◆ PROBLEM REQUIREMENTS
Tally the lines below that include "states" and give only the total.

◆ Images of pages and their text
******************************

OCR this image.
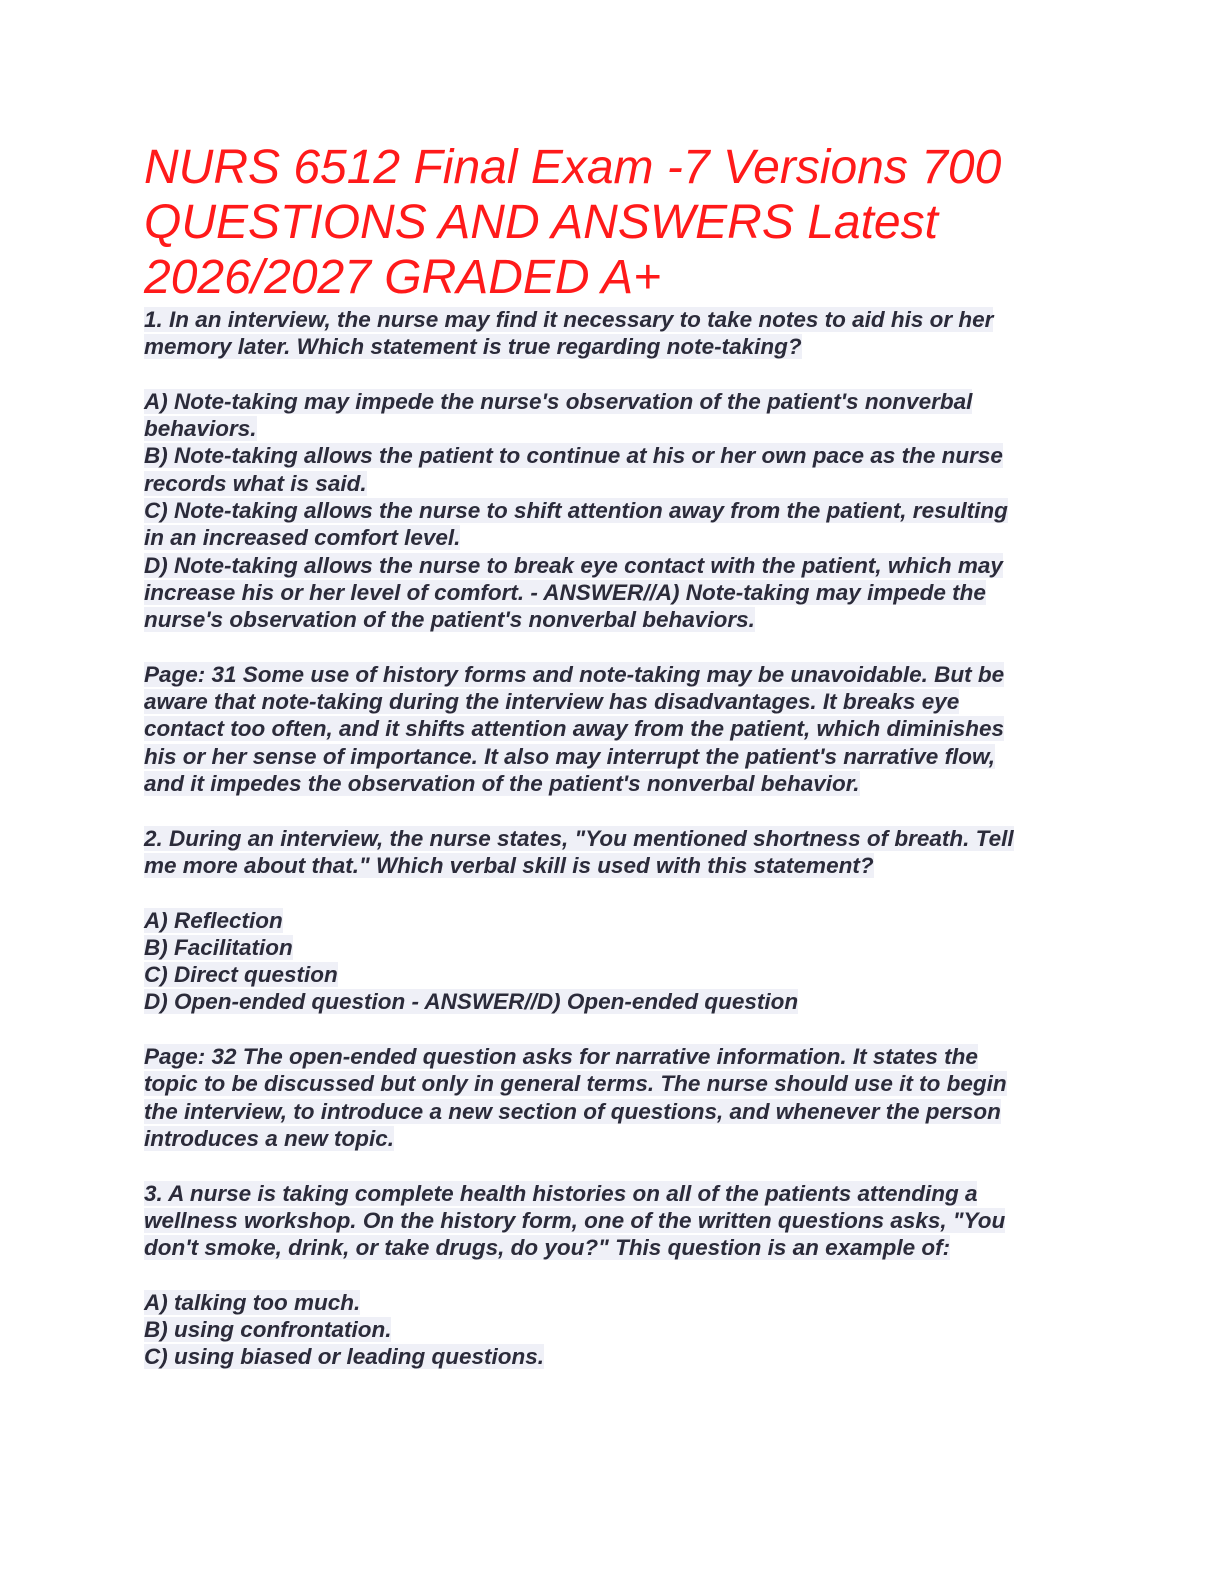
NURS 6512 Final Exam -7 Versions 700
QUESTIONS AND ANSWERS Latest
2026/2027 GRADED A+
1. In an interview, the nurse may find it necessary to take notes to aid his or her
memory later. Which statement is true regarding note-taking?
A) Note-taking may impede the nurse's observation of the patient's nonverbal
behaviors.
B) Note-taking allows the patient to continue at his or her own pace as the nurse
records what is said.
C) Note-taking allows the nurse to shift attention away from the patient, resulting
in an increased comfort level.
D) Note-taking allows the nurse to break eye contact with the patient, which may
increase his or her level of comfort. - ANSWER//A) Note-taking may impede the
nurse's observation of the patient's nonverbal behaviors.
Page: 31 Some use of history forms and note-taking may be unavoidable. But be
aware that note-taking during the interview has disadvantages. It breaks eye
contact too often, and it shifts attention away from the patient, which diminishes
his or her sense of importance. It also may interrupt the patient's narrative flow,
and it impedes the observation of the patient's nonverbal behavior.
2. During an interview, the nurse states, "You mentioned shortness of breath. Tell
me more about that." Which verbal skill is used with this statement?
A) Reflection
B) Facilitation
C) Direct question
D) Open-ended question - ANSWER//D) Open-ended question
Page: 32 The open-ended question asks for narrative information. It states the
topic to be discussed but only in general terms. The nurse should use it to begin
the interview, to introduce a new section of questions, and whenever the person
introduces a new topic.
3. A nurse is taking complete health histories on all of the patients attending a
wellness workshop. On the history form, one of the written questions asks, "You
don't smoke, drink, or take drugs, do you?" This question is an example of:
A) talking too much.
B) using confrontation.
C) using biased or leading questions.
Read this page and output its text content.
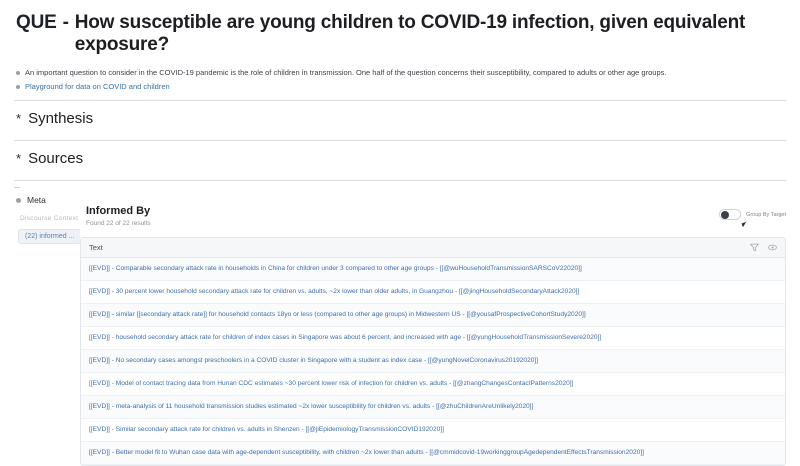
QUE - How susceptible are young children to COVID-19 infection, given equivalent exposure?
An important question to consider in the COVID-19 pandemic is the role of children in transmission. One half of the question concerns their susceptibility, compared to adults or other age groups.
Playground for data on COVID and children
* Synthesis
* Sources
Meta
Discourse Context
(22) informed ...
Informed By
Found 22 of 22 results
Group By Target
Text
[[EVD]] - Comparable secondary attack rate in households in China for children under 3 compared to other age groups - [[@wuHouseholdTransmissionSARSCoV22020]]
[[EVD]] - 30 percent lower household secondary attack rate for children vs. adults, ~2x lower than older adults, in Guangzhou - [[@jingHouseholdSecondaryAttack2020]]
[[EVD]] - similar [[secondary attack rate]] for household contacts 18yo or less (compared to other age groups) in Midwestern US - [[@yousafProspectiveCohortStudy2020]]
[[EVD]] - household secondary attack rate for children of index cases in Singapore was about 6 percent, and increased with age - [[@yungHouseholdTransmissionSevere2020]]
[[EVD]] - No secondary cases amongst preschoolers in a COVID cluster in Singapore with a student as index case - [[@yungNovelCoronavirus20192020]]
[[EVD]] - Model of contact tracing data from Hunan CDC estimates ~30 percent lower risk of infection for children vs. adults - [[@zhangChangesContactPatterns2020]]
[[EVD]] - meta-analysis of 11 household transmission studies estimated ~2x lower susceptibility for children vs. adults - [[@zhuChildrenAreUnlikely2020]]
[[EVD]] - Similar secondary attack rate for children vs. adults in Shenzen - [[@jiEpidemiologyTransmissionCOVID192020]]
[[EVD]] - Better model fit to Wuhan case data with age-dependent susceptibility, with children ~2x lower than adults - [[@cmmidcovid-19workinggroupAgedependentEffectsTransmission2020]]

******************************

◆ RESULT FOR THIS TASK
2